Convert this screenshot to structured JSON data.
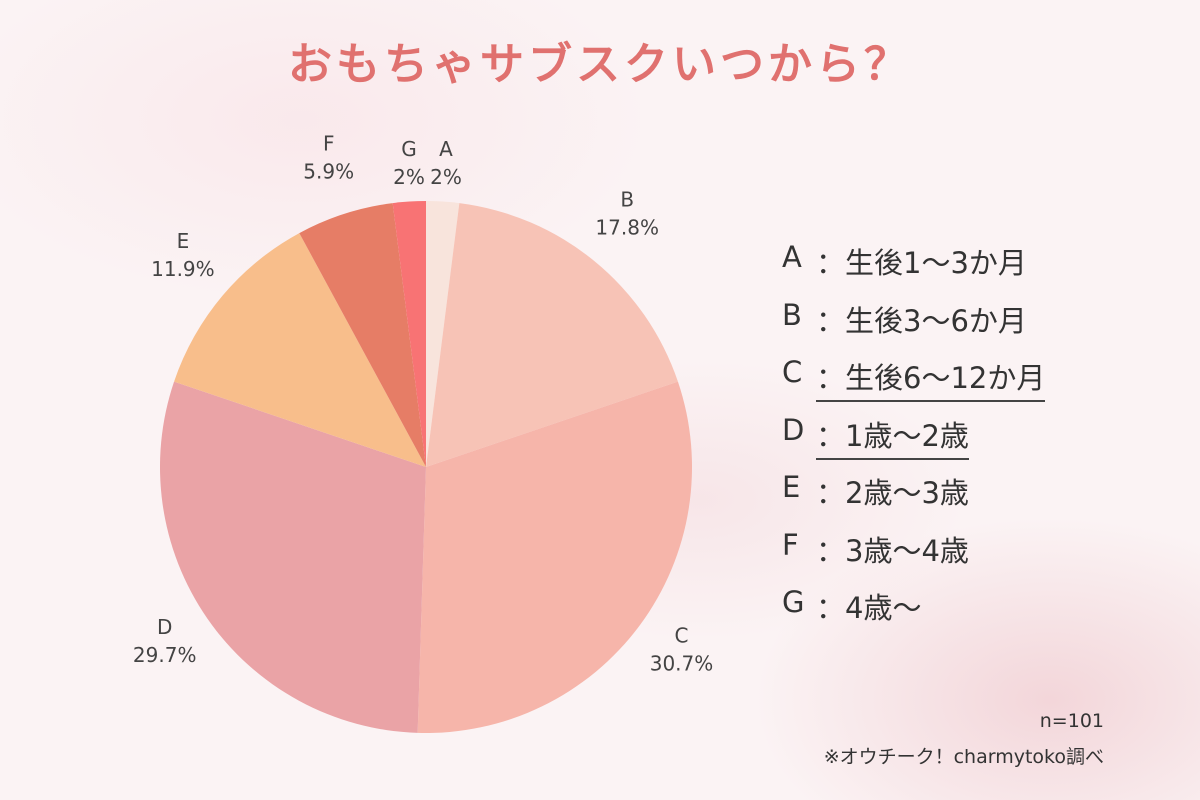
{
  "title": "おもちゃサブスクいつから？",
  "chart_data": {
    "type": "pie",
    "start_angle_deg": 0,
    "direction": "clockwise",
    "slices": [
      {
        "label": "A",
        "value": 2,
        "value_label": "2%",
        "color": "#f8e4dc"
      },
      {
        "label": "B",
        "value": 17.8,
        "value_label": "17.8%",
        "color": "#f7c3b6"
      },
      {
        "label": "C",
        "value": 30.7,
        "value_label": "30.7%",
        "color": "#f6b5aa"
      },
      {
        "label": "D",
        "value": 29.7,
        "value_label": "29.7%",
        "color": "#eaa3a6"
      },
      {
        "label": "E",
        "value": 11.9,
        "value_label": "11.9%",
        "color": "#f8be8b"
      },
      {
        "label": "F",
        "value": 5.9,
        "value_label": "5.9%",
        "color": "#e67d66"
      },
      {
        "label": "G",
        "value": 2,
        "value_label": "2%",
        "color": "#f87374"
      }
    ]
  },
  "legend": [
    {
      "key": "A",
      "text": "：生後1～3か月",
      "underlined": false
    },
    {
      "key": "B",
      "text": "：生後3～6か月",
      "underlined": false
    },
    {
      "key": "C",
      "text": "：生後6～12か月",
      "underlined": true
    },
    {
      "key": "D",
      "text": "：1歳～2歳",
      "underlined": true
    },
    {
      "key": "E",
      "text": "：2歳～3歳",
      "underlined": false
    },
    {
      "key": "F",
      "text": "：3歳～4歳",
      "underlined": false
    },
    {
      "key": "G",
      "text": "：4歳～",
      "underlined": false
    }
  ],
  "sample_size": "n=101",
  "source": "※オウチーク！charmytoko調べ"
}
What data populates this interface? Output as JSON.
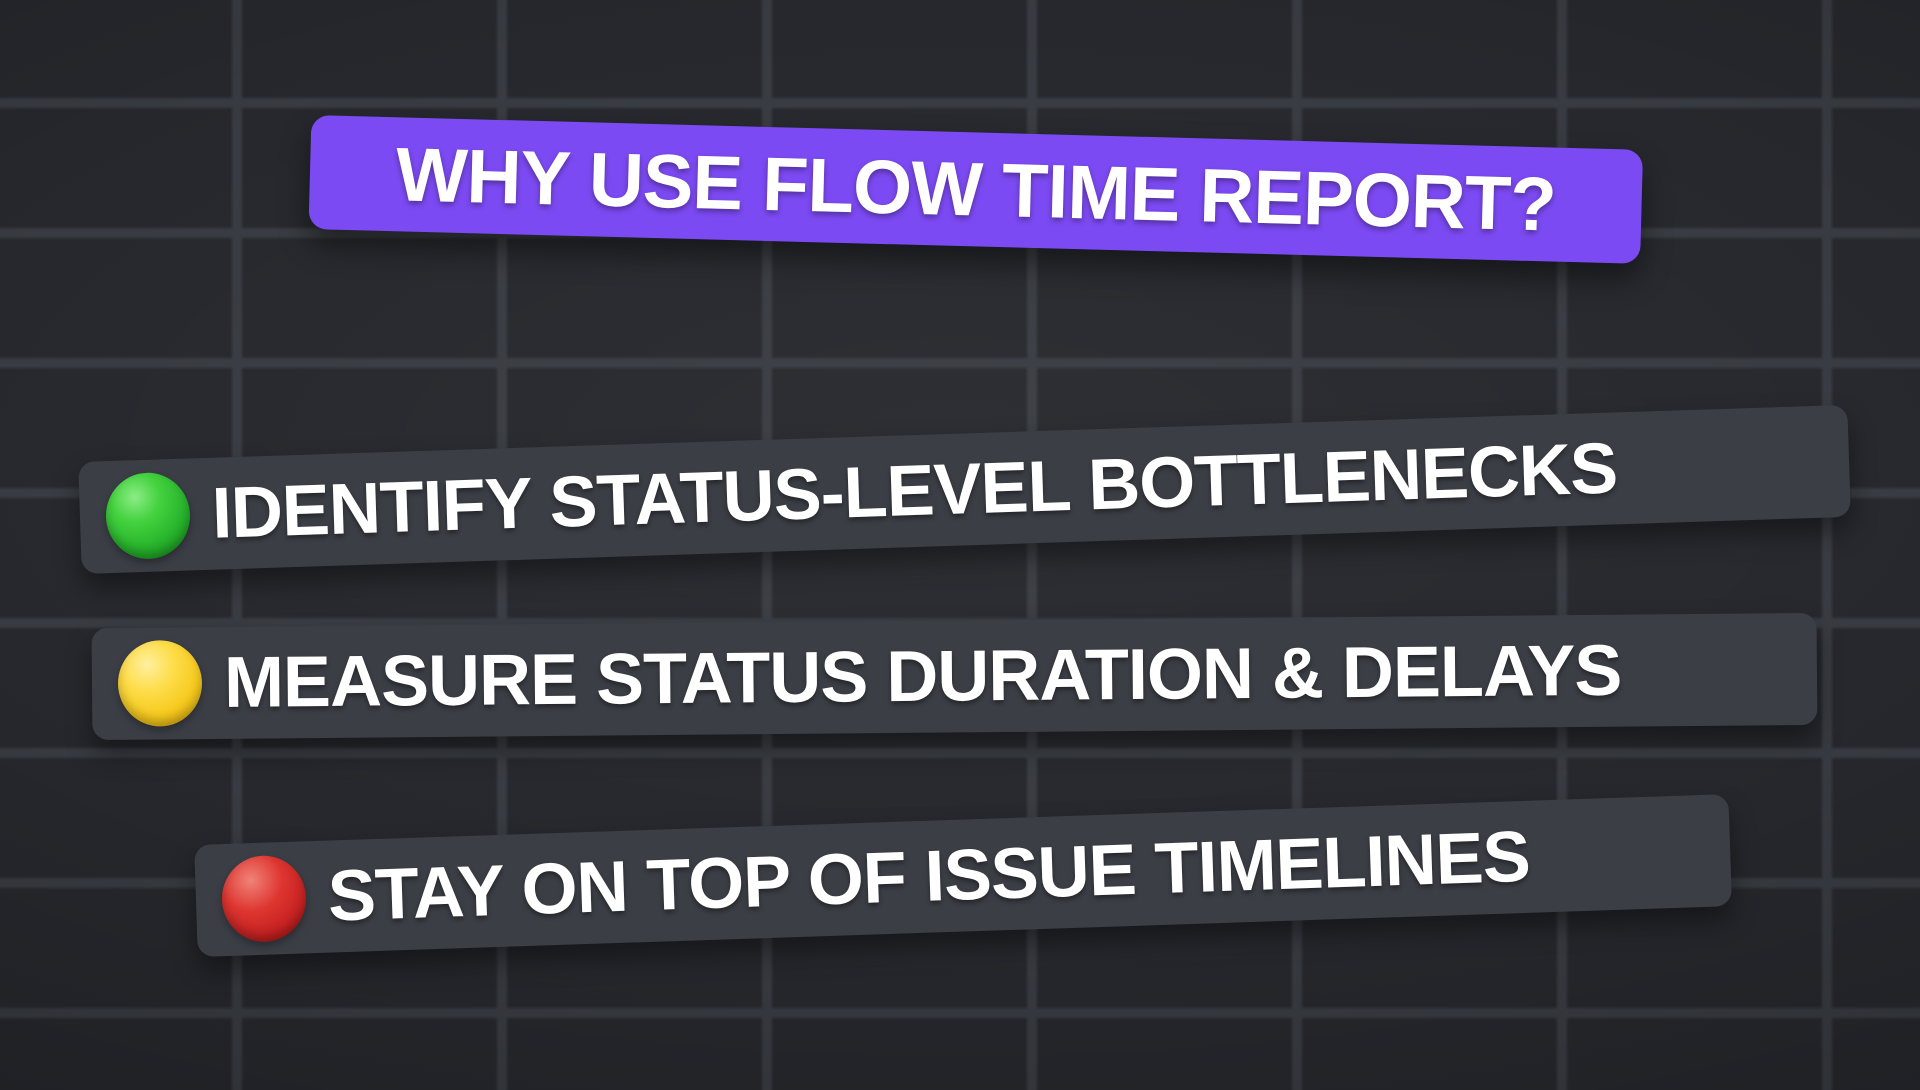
{
  "poster": {
    "title": {
      "label": "WHY USE FLOW TIME REPORT?",
      "banner_color": "#7c4af2",
      "text_color": "#ffffff"
    },
    "bullets": [
      {
        "label": "IDENTIFY STATUS-LEVEL BOTTLENECKS",
        "dot": "green-circle",
        "dot_color": "#28b52c"
      },
      {
        "label": "MEASURE STATUS DURATION & DELAYS",
        "dot": "yellow-circle",
        "dot_color": "#f6c91c"
      },
      {
        "label": "STAY ON TOP OF ISSUE TIMELINES",
        "dot": "red-circle",
        "dot_color": "#c72222"
      }
    ],
    "theme": {
      "background": "#26282d",
      "grid_line": "#383b41",
      "bar_background": "#3b3e45",
      "text": "#ffffff"
    }
  }
}
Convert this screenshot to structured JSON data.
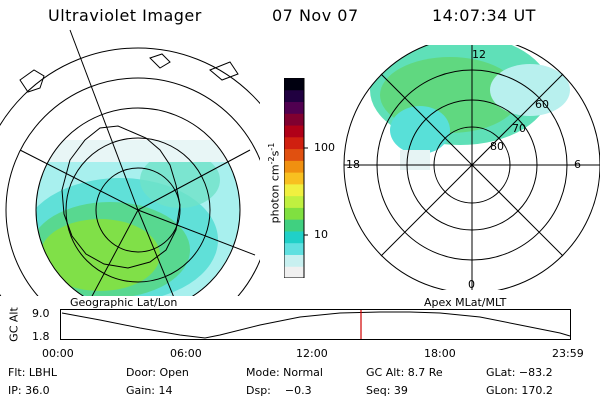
{
  "header": {
    "instrument": "Ultraviolet Imager",
    "date": "07 Nov 07",
    "time": "14:07:34 UT"
  },
  "left_panel": {
    "label": "Geographic Lat/Lon"
  },
  "right_panel": {
    "label": "Apex MLat/MLT",
    "mlt_labels": [
      "12",
      "18",
      "6",
      "0"
    ],
    "mlat_labels": [
      "60",
      "70",
      "80"
    ]
  },
  "colorbar": {
    "unit_label": "photon cm",
    "unit_exp1": "-2",
    "unit_s": "s",
    "unit_exp2": "-1",
    "tick_labels": [
      "100",
      "10"
    ],
    "colors": [
      "#f0f0f0",
      "#c8f0f0",
      "#60e0e0",
      "#20d0c8",
      "#40d080",
      "#80e040",
      "#c0f040",
      "#f0f040",
      "#f8c020",
      "#f09010",
      "#e05010",
      "#d02010",
      "#b00018",
      "#800030",
      "#500050",
      "#200040",
      "#000010"
    ]
  },
  "orbit_strip": {
    "axis_label": "GC Alt",
    "y_labels": [
      "9.0",
      "1.8"
    ],
    "x_labels": [
      "00:00",
      "06:00",
      "12:00",
      "18:00",
      "23:59"
    ],
    "current_marker_color": "#d00000"
  },
  "footer": {
    "filter": "Flt: LBHL",
    "door": "Door: Open",
    "mode": "Mode: Normal",
    "gc_alt": "GC Alt: 8.7 Re",
    "glat": "GLat: −83.2",
    "ip": "IP: 36.0",
    "gain": "Gain: 14",
    "dsp": "Dsp:    −0.3",
    "seq": "Seq: 39",
    "glon": "GLon: 170.2"
  }
}
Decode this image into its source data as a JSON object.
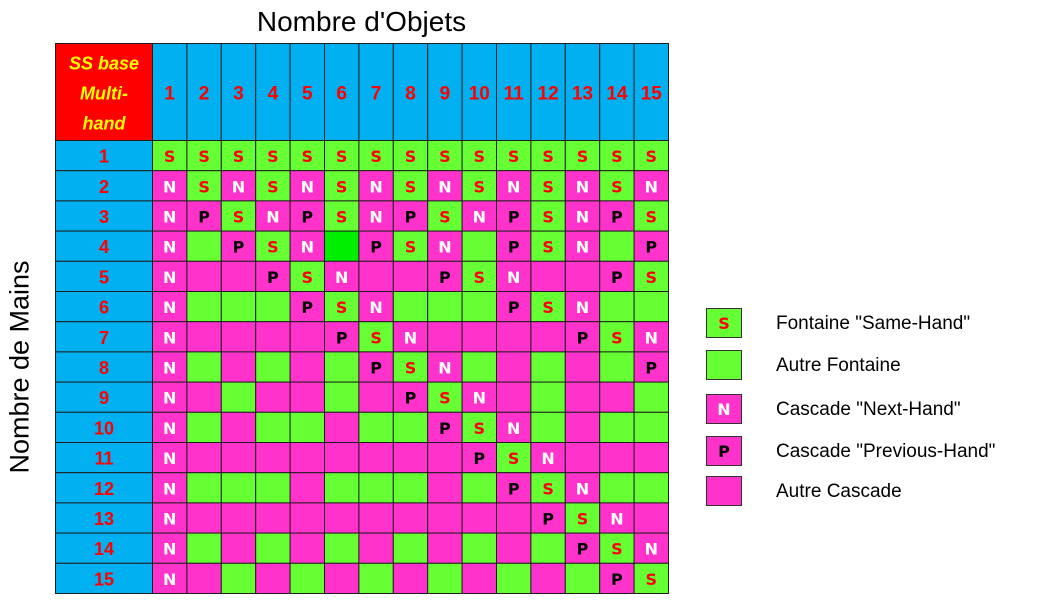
{
  "chart_data": {
    "type": "table",
    "title": "Nombre d'Objets",
    "ylabel": "Nombre de Mains",
    "corner_label": [
      "SS base",
      "Multi-",
      "hand"
    ],
    "columns": [
      "1",
      "2",
      "3",
      "4",
      "5",
      "6",
      "7",
      "8",
      "9",
      "10",
      "11",
      "12",
      "13",
      "14",
      "15"
    ],
    "rows": [
      "1",
      "2",
      "3",
      "4",
      "5",
      "6",
      "7",
      "8",
      "9",
      "10",
      "11",
      "12",
      "13",
      "14",
      "15"
    ],
    "colors": {
      "header_blue": "#00b0f0",
      "corner_red": "#ff0000",
      "corner_text": "#ffff00",
      "header_text": "#ff0000",
      "fountain_green": "#66ff33",
      "cascade_magenta": "#ff33cc",
      "special_green": "#00ee00",
      "letter_s": "#ff0000",
      "letter_n": "#ffffff",
      "letter_p": "#000000"
    },
    "cells": [
      [
        "GS",
        "GS",
        "GS",
        "GS",
        "GS",
        "GS",
        "GS",
        "GS",
        "GS",
        "GS",
        "GS",
        "GS",
        "GS",
        "GS",
        "GS"
      ],
      [
        "MN",
        "GS",
        "MN",
        "GS",
        "MN",
        "GS",
        "MN",
        "GS",
        "MN",
        "GS",
        "MN",
        "GS",
        "MN",
        "GS",
        "MN"
      ],
      [
        "MN",
        "MP",
        "GS",
        "MN",
        "MP",
        "GS",
        "MN",
        "MP",
        "GS",
        "MN",
        "MP",
        "GS",
        "MN",
        "MP",
        "GS"
      ],
      [
        "MN",
        "G",
        "MP",
        "GS",
        "MN",
        "X",
        "MP",
        "GS",
        "MN",
        "G",
        "MP",
        "GS",
        "MN",
        "G",
        "MP"
      ],
      [
        "MN",
        "M",
        "M",
        "MP",
        "GS",
        "MN",
        "M",
        "M",
        "MP",
        "GS",
        "MN",
        "M",
        "M",
        "MP",
        "GS"
      ],
      [
        "MN",
        "G",
        "G",
        "G",
        "MP",
        "GS",
        "MN",
        "G",
        "G",
        "G",
        "MP",
        "GS",
        "MN",
        "G",
        "G"
      ],
      [
        "MN",
        "M",
        "M",
        "M",
        "M",
        "MP",
        "GS",
        "MN",
        "M",
        "M",
        "M",
        "M",
        "MP",
        "GS",
        "MN"
      ],
      [
        "MN",
        "G",
        "M",
        "G",
        "M",
        "G",
        "MP",
        "GS",
        "MN",
        "G",
        "M",
        "G",
        "M",
        "G",
        "MP"
      ],
      [
        "MN",
        "M",
        "G",
        "M",
        "M",
        "G",
        "M",
        "MP",
        "GS",
        "MN",
        "M",
        "G",
        "M",
        "M",
        "G"
      ],
      [
        "MN",
        "G",
        "M",
        "G",
        "G",
        "M",
        "G",
        "G",
        "MP",
        "GS",
        "MN",
        "G",
        "M",
        "G",
        "G"
      ],
      [
        "MN",
        "M",
        "M",
        "M",
        "M",
        "M",
        "M",
        "M",
        "M",
        "MP",
        "GS",
        "MN",
        "M",
        "M",
        "M"
      ],
      [
        "MN",
        "G",
        "G",
        "G",
        "M",
        "G",
        "G",
        "G",
        "M",
        "G",
        "MP",
        "GS",
        "MN",
        "G",
        "G"
      ],
      [
        "MN",
        "M",
        "M",
        "M",
        "M",
        "M",
        "M",
        "M",
        "M",
        "M",
        "M",
        "MP",
        "GS",
        "MN",
        "M"
      ],
      [
        "MN",
        "G",
        "M",
        "G",
        "M",
        "G",
        "M",
        "G",
        "M",
        "G",
        "M",
        "G",
        "MP",
        "GS",
        "MN"
      ],
      [
        "MN",
        "M",
        "G",
        "M",
        "G",
        "M",
        "G",
        "M",
        "G",
        "M",
        "G",
        "M",
        "G",
        "MP",
        "GS"
      ]
    ],
    "legend": [
      {
        "code": "GS",
        "letter": "S",
        "label": "Fontaine \"Same-Hand\""
      },
      {
        "code": "G",
        "letter": "",
        "label": "Autre Fontaine"
      },
      {
        "code": "MN",
        "letter": "N",
        "label": "Cascade \"Next-Hand\""
      },
      {
        "code": "MP",
        "letter": "P",
        "label": "Cascade \"Previous-Hand\""
      },
      {
        "code": "M",
        "letter": "",
        "label": "Autre Cascade"
      }
    ]
  }
}
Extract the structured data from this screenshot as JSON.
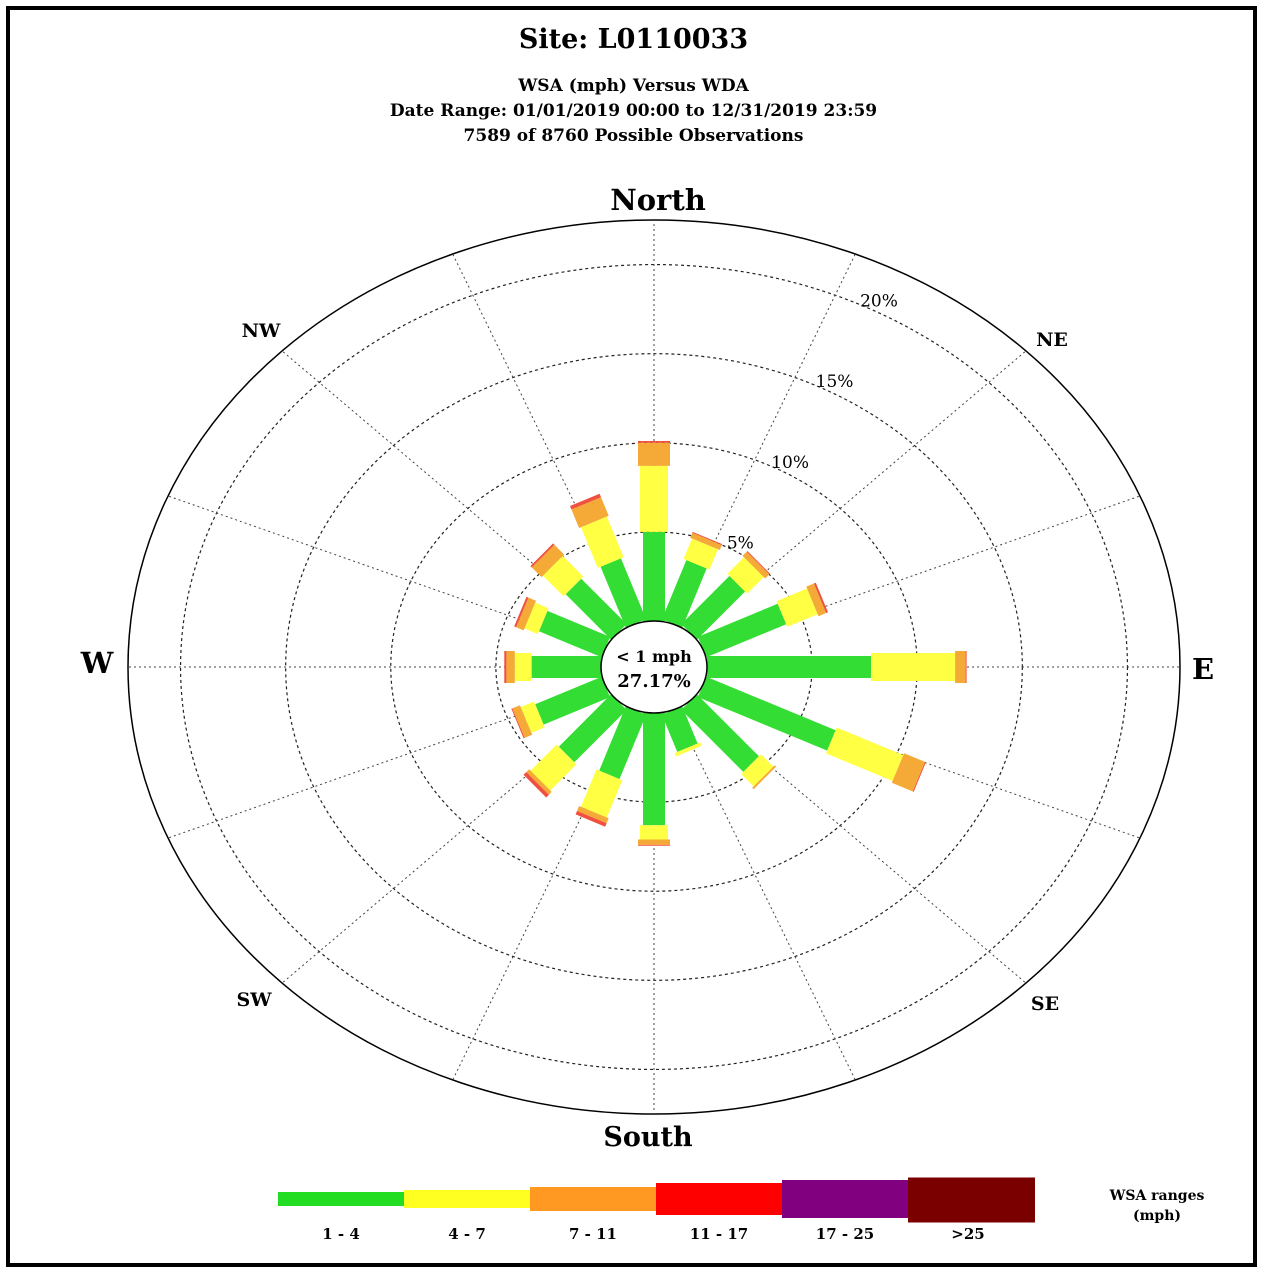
= = = =
List every line above that holds the word "ffffff".

Solution
      "text_color": "#ffffff"
      "text": "#ffffff"
      "letter_n": "#ffffff",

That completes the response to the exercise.